• PROVIDED INFORMATION

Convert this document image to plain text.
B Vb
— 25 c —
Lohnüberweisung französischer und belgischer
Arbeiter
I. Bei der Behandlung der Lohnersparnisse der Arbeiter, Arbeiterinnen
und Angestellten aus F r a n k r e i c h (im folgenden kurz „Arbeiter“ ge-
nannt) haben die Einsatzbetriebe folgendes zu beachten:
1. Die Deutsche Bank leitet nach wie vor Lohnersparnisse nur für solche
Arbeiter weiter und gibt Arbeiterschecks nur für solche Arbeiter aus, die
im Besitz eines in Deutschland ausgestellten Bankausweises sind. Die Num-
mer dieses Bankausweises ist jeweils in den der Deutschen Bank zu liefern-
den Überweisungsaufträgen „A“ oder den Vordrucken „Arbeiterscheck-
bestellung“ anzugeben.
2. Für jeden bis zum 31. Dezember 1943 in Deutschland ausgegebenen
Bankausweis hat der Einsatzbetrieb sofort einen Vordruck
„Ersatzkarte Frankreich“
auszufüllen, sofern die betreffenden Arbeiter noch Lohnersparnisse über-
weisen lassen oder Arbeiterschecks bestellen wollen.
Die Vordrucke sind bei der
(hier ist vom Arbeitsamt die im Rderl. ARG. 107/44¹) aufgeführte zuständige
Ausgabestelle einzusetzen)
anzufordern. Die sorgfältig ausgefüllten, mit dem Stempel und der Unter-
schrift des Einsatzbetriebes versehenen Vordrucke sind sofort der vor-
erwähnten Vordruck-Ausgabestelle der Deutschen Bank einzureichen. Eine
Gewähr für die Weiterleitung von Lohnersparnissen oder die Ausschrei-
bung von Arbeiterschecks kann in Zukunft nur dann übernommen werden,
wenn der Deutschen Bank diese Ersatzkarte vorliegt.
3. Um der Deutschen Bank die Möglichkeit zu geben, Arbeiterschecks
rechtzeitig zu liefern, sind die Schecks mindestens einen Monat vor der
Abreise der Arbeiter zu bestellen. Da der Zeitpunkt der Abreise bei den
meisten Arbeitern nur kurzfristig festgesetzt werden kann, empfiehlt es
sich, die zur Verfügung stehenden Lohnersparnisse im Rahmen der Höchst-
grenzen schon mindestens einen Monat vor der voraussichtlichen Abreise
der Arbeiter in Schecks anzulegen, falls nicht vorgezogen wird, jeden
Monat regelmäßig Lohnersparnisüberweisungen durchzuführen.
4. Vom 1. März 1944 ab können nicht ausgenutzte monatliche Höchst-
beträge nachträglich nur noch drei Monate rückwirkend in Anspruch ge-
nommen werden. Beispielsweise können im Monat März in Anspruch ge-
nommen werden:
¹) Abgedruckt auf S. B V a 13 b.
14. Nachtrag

• WHAT YOU HAVE TO DO
Transcribe all of the lines in the records precisely.

• FINISHED TASK
Convert this document image to plain text.
B Vb
— 25 c —
Lohnüberweisung französischer und belgischer
Arbeiter
I. Bei der Behandlung der Lohnersparnisse der Arbeiter, Arbeiterinnen
und Angestellten aus F r a n k r e i c h (im folgenden kurz „Arbeiter“ ge-
nannt) haben die Einsatzbetriebe folgendes zu beachten:
1. Die Deutsche Bank leitet nach wie vor Lohnersparnisse nur für solche
Arbeiter weiter und gibt Arbeiterschecks nur für solche Arbeiter aus, die
im Besitz eines in Deutschland ausgestellten Bankausweises sind. Die Num-
mer dieses Bankausweises ist jeweils in den der Deutschen Bank zu liefern-
den Überweisungsaufträgen „A“ oder den Vordrucken „Arbeiterscheck-
bestellung“ anzugeben.
2. Für jeden bis zum 31. Dezember 1943 in Deutschland ausgegebenen
Bankausweis hat der Einsatzbetrieb sofort einen Vordruck
„Ersatzkarte Frankreich“
auszufüllen, sofern die betreffenden Arbeiter noch Lohnersparnisse über-
weisen lassen oder Arbeiterschecks bestellen wollen.
Die Vordrucke sind bei der
(hier ist vom Arbeitsamt die im Rderl. ARG. 107/44¹) aufgeführte zuständige
Ausgabestelle einzusetzen)
anzufordern. Die sorgfältig ausgefüllten, mit dem Stempel und der Unter-
schrift des Einsatzbetriebes versehenen Vordrucke sind sofort der vor-
erwähnten Vordruck-Ausgabestelle der Deutschen Bank einzureichen. Eine
Gewähr für die Weiterleitung von Lohnersparnissen oder die Ausschrei-
bung von Arbeiterschecks kann in Zukunft nur dann übernommen werden,
wenn der Deutschen Bank diese Ersatzkarte vorliegt.
3. Um der Deutschen Bank die Möglichkeit zu geben, Arbeiterschecks
rechtzeitig zu liefern, sind die Schecks mindestens einen Monat vor der
Abreise der Arbeiter zu bestellen. Da der Zeitpunkt der Abreise bei den
meisten Arbeitern nur kurzfristig festgesetzt werden kann, empfiehlt es
sich, die zur Verfügung stehenden Lohnersparnisse im Rahmen der Höchst-
grenzen schon mindestens einen Monat vor der voraussichtlichen Abreise
der Arbeiter in Schecks anzulegen, falls nicht vorgezogen wird, jeden
Monat regelmäßig Lohnersparnisüberweisungen durchzuführen.
4. Vom 1. März 1944 ab können nicht ausgenutzte monatliche Höchst-
beträge nachträglich nur noch drei Monate rückwirkend in Anspruch ge-
nommen werden. Beispielsweise können im Monat März in Anspruch ge-
nommen werden:
¹) Abgedruckt auf S. B V a 13 b.
14. Nachtrag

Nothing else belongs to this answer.